◆ **Set of tasks**
a. Edit the passage on edge facial recognition, starting with "These real-time reactions" and going on through "the MegaFace Challenge.", so that "competition" becomes "contest".
b. Pick up the passage on edge facial recognition after its last sentence and keep writing it.

◆ **Supplied text**
§ §
These real-time reactions are possible only by executing AI technology directly at the edge. One company, CyberLink, demonstrated significant leadership in this area as part of the University of Washington facial recognition algorithm competition, the MegaFace Challenge.
High-Performance Facial Recognition for the Edge
The MegaFace Challenge is a series of benchmark tests that invites facial recognition developers to test their algorithms against a large training data set.
Images of celebrities and people with extreme age differences are sprinkled in among anywhere from 10 to 1,000,000 “distractors,” which are images of other faces and even some photos that the AI training set as incorrectly identified as faces.
The competition was tough, as algorithms from companies like Google, Tencent, and others achieved identification accuracies in the high 90 percentiles on smaller data sets. But they performed progressively worse as the number of distractors increased, as shown in Figure 1.
Exceeding Google’s FaceNet v8 and SIATMMLAB TencentVision, in performance was CyberLink’s FaceMe AI facial recognition engine, based on the SphereFace algorithm. It registered better than 98.4 percent accuracy while running completely at the edge.
Designed for facial recognition engineers, FaceMe is a cross-platform Software Development Kit (SDK), capable of analyzing attributes such as age, gender, and emotion. Its neural network has been pre-trained on large image databases and is compatible with frameworks such as TensorFlow and Core ML—enabling developers to integrate their own training data.
After being trained, the resulting inference engine is combined with pre-processing algorithms that compress it to as small as 4 MB. These algorithms also make the SDK compatible with edge systems ranging from mobile devices to Linux-based digital signage solutions to Windows PCs. This level of hardware and software compatibility means that FaceMe is applicable in use cases such as smart city surveillance, intelligent retail marketing, and personalized smart home robots (Figure 2).
“Right now most facial recognition solutions, like those from AWS, Google, and Microsoft, are running in the cloud,” said Steven Lien, Marketing Director at CyberLink. “Cloud-based facial recognition isn’t ideal in certain scenarios, such as a door security system, for example. When you walk in front of the system, you would have to wait 20 or 30 seconds for the image or video to be uploaded to the cloud and to get a response back on the local device.”
§ §
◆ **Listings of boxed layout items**
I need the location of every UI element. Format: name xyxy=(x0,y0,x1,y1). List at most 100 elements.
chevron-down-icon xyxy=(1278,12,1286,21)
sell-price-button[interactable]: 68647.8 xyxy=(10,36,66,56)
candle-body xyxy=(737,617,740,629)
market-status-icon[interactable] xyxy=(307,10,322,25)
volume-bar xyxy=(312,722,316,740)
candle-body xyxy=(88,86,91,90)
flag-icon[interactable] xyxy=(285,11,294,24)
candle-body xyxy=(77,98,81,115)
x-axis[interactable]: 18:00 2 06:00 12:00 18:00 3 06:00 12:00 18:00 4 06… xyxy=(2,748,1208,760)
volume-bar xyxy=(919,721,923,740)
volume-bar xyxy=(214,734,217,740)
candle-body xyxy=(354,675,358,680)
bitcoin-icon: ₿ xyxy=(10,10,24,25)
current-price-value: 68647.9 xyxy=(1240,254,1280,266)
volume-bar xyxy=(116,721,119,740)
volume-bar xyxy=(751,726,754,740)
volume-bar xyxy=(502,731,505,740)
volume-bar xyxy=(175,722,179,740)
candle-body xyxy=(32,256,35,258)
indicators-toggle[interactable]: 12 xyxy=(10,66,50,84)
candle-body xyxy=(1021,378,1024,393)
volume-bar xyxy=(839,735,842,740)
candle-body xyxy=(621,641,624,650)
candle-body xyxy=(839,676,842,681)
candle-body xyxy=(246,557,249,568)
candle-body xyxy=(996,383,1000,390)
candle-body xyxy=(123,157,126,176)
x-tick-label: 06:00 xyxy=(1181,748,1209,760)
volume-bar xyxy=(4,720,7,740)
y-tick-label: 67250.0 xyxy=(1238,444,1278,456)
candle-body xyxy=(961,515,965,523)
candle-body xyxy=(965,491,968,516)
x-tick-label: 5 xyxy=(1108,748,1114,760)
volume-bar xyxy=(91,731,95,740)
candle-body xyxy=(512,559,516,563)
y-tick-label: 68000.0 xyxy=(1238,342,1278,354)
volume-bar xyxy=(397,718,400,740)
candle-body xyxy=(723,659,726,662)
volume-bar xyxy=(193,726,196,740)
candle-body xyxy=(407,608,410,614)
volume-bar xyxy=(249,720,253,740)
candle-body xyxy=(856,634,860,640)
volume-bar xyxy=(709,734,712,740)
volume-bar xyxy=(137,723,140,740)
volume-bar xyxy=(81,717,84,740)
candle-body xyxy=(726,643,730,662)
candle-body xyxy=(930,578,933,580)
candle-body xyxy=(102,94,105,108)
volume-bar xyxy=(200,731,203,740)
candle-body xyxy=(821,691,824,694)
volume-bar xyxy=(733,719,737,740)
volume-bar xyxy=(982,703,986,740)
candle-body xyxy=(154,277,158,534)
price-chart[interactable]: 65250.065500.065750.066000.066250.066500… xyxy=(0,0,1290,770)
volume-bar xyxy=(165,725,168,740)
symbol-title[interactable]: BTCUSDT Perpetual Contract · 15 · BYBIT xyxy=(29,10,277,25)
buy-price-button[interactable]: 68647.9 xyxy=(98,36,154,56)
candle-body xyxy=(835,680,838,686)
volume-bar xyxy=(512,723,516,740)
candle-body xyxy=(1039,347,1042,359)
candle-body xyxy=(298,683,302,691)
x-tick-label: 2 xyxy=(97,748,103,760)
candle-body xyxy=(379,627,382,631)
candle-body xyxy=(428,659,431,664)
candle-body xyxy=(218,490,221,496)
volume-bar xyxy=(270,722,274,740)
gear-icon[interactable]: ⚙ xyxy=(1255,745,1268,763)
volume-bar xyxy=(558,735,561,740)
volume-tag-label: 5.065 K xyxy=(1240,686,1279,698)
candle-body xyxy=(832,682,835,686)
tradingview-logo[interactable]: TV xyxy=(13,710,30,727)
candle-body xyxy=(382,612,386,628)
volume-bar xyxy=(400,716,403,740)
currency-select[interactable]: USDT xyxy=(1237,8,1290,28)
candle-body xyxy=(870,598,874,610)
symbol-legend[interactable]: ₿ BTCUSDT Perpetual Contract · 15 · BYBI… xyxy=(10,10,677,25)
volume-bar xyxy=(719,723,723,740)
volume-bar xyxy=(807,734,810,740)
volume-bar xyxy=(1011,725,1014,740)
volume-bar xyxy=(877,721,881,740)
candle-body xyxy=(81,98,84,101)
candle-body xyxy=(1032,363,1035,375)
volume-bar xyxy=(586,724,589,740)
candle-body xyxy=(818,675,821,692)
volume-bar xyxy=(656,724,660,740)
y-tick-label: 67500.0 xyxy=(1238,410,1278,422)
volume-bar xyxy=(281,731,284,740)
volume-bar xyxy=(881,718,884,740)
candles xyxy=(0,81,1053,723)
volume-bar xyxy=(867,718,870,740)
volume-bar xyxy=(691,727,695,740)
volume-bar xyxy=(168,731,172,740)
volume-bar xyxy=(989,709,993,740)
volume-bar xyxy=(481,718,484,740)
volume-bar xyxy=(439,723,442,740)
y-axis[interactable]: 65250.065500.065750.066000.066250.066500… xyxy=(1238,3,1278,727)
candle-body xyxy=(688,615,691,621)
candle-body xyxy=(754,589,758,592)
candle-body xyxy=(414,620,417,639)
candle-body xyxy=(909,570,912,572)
§ §
◆ **Exercise responses**
a.
These real-time reactions are possible only by executing AI technology directly at the edge. One company, CyberLink, demonstrated significant leadership in this area as part of the University of Washington facial recognition algorithm contest, the MegaFace Challenge.

b.
“FaceMe is optimized for edge devices. It could run on a personal computer, mobile devices like Windows, iOS, or Android phones, and so on. It is also optimized for different hardware, like CPUs and GPUs,” Lien continued. “There are a lot of different parameters you can adjust inside the FaceMe environment for different deployments, such as the size of face capture (in pixels), frame rates, and false acceptance rates.”
As Lien pointed out, some facial recognition systems will require faster response times, higher accuracy, or the ability to capture more or fewer facial images at once. FaceMe allows developers to tailor their algorithms to use less computing power (in the case of a mobile application), reduce latency (a smart door lock), or capture many images at once (smart city surveillance).
Faster Recognition on More Platforms
To make inferencing engines compatible with different edge processors and operating systems, FaceMe SDKs rely on enabling technologies like the Intel® Distribution of OpenVINO™ Toolkit (Figure 3). The OpenVINO Toolkit is a development tool that optimizes computer vision inferencing algorithms for use on CPUs, GPUs, FPGAs, and machine learning accelerators like Intel® Movidius™ vision processing units (VPUs).
“There are a lot of different tools for neural network processing. And currently there are many different inference engines, so FaceMe provides converters between each of them,” Lien said. “With so many different components, the Intel OpenVINO Toolkit is a good platform for aggregating them into one complete SDK.”
When enabling the OpenVINO Toolkit for FaceMe-based algorithms, facial recognition can be accelerated by as much as 500 percent. Meanwhile, FaceMe retains its accuracy, with gender detection accuracy of 98 percent, emotion detection of up to 86 percent, and just a mean average error of 5.8 years when analyzing age.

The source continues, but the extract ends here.